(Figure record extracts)
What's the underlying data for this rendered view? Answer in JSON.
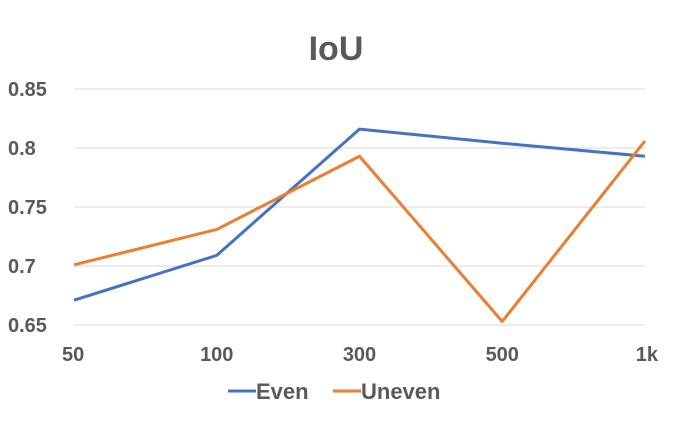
{
  "chart_data": {
    "type": "line",
    "title": "IoU",
    "xlabel": "",
    "ylabel": "",
    "categories": [
      "50",
      "100",
      "300",
      "500",
      "1k"
    ],
    "ylim": [
      0.65,
      0.85
    ],
    "yticks": [
      "0.65",
      "0.7",
      "0.75",
      "0.8",
      "0.85"
    ],
    "grid": true,
    "legend_position": "bottom",
    "series": [
      {
        "name": "Even",
        "color": "#4472C4",
        "values": [
          0.671,
          0.709,
          0.816,
          0.804,
          0.793
        ]
      },
      {
        "name": "Uneven",
        "color": "#ED7D31",
        "values": [
          0.701,
          0.731,
          0.793,
          0.653,
          0.806
        ]
      }
    ]
  }
}
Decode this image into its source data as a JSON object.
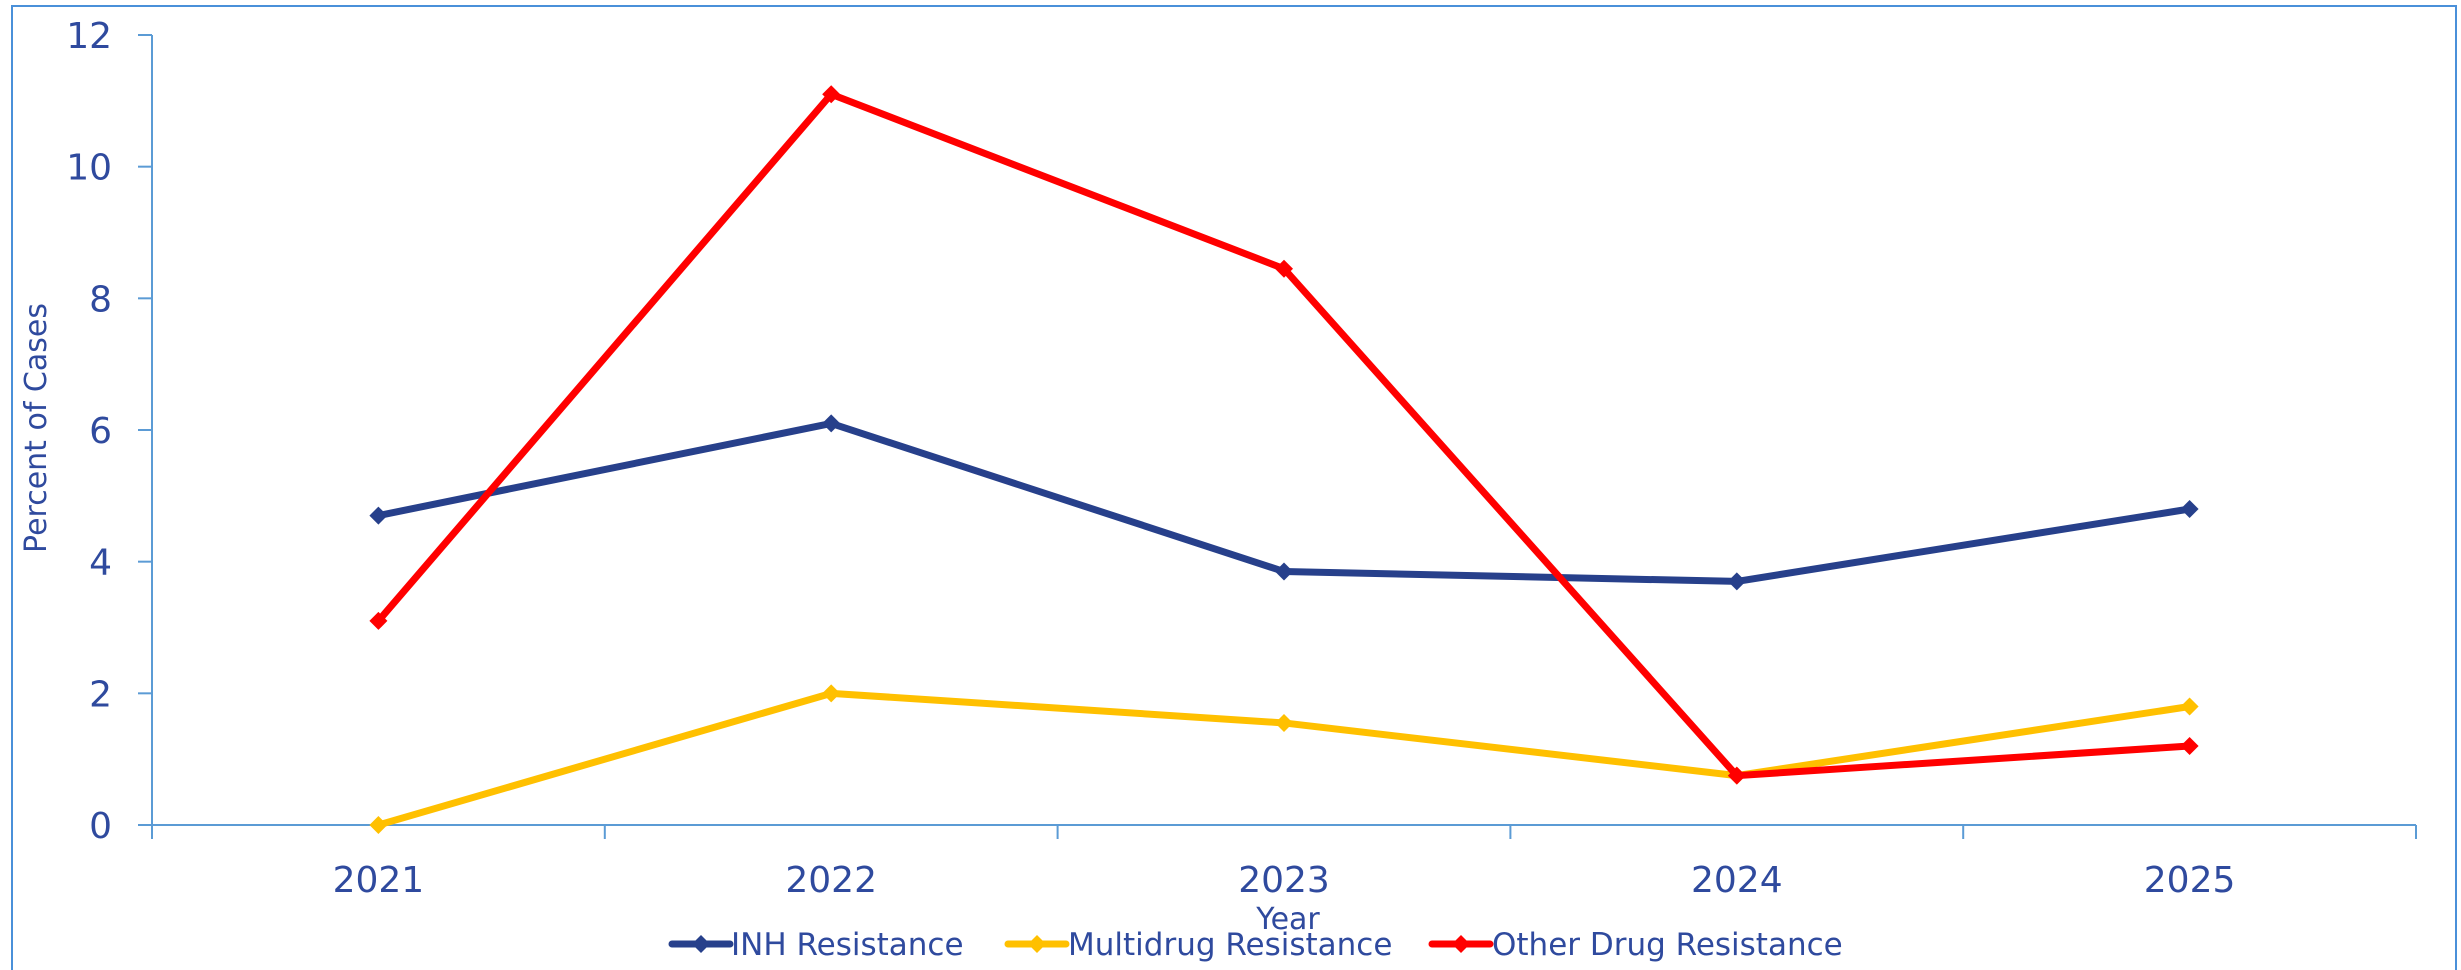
{
  "chart_data": {
    "type": "line",
    "title": "",
    "xlabel": "Year",
    "ylabel": "Percent of Cases",
    "categories": [
      "2021",
      "2022",
      "2023",
      "2024",
      "2025"
    ],
    "ylim": [
      0,
      12
    ],
    "yticks": [
      "0",
      "2",
      "4",
      "6",
      "8",
      "10",
      "12"
    ],
    "grid": false,
    "legend_position": "bottom",
    "series": [
      {
        "name": "INH Resistance",
        "color": "#27408b",
        "values": [
          4.7,
          6.1,
          3.85,
          3.7,
          4.8
        ]
      },
      {
        "name": "Multidrug Resistance",
        "color": "#ffc000",
        "values": [
          0.0,
          2.0,
          1.55,
          0.75,
          1.8
        ]
      },
      {
        "name": "Other Drug Resistance",
        "color": "#ff0000",
        "values": [
          3.1,
          11.1,
          8.45,
          0.75,
          1.2
        ]
      }
    ]
  }
}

WORK REQUIRED:
Find the string "Resistance" in the records, then copy each line where it occurs.

RESPONSE TO THIS TASK:
        "name": "INH Resistance",
        "name": "Multidrug Resistance",
        "name": "Other Drug Resistance",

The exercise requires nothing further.